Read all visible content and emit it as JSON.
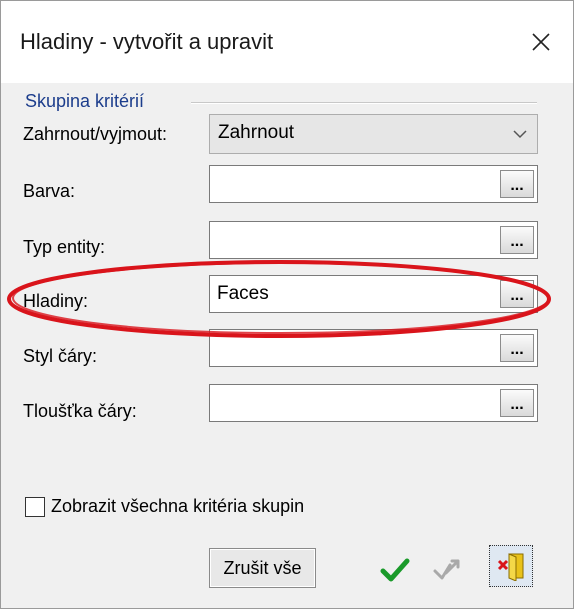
{
  "window": {
    "title": "Hladiny - vytvořit a upravit",
    "close_icon": "close-icon"
  },
  "group": {
    "title": "Skupina kritérií"
  },
  "include_exclude": {
    "label": "Zahrnout/vyjmout:",
    "value": "Zahrnout",
    "icon": "chevron-down-icon"
  },
  "fields": [
    {
      "label": "Barva:",
      "value": "",
      "button": "..."
    },
    {
      "label": "Typ entity:",
      "value": "",
      "button": "..."
    },
    {
      "label": "Hladiny:",
      "value": "Faces",
      "button": "..."
    },
    {
      "label": "Styl čáry:",
      "value": "",
      "button": "..."
    },
    {
      "label": "Tloušťka čáry:",
      "value": "",
      "button": "..."
    }
  ],
  "annotation": {
    "highlight_color": "#d9141b"
  },
  "show_all": {
    "label": "Zobrazit všechna kritéria skupin",
    "checked": false
  },
  "buttons": {
    "clear_all": "Zrušit vše",
    "ok_icon": "checkmark-icon",
    "apply_icon": "apply-icon",
    "exit_icon": "exit-icon"
  },
  "colors": {
    "group_title": "#1c3d8c",
    "checkmark": "#1a9a2a",
    "exit_icon_yellow": "#e9c21a"
  }
}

# Exercise
Each line that holds the string "čáry" counts once; give the total and nothing else.

# The output
2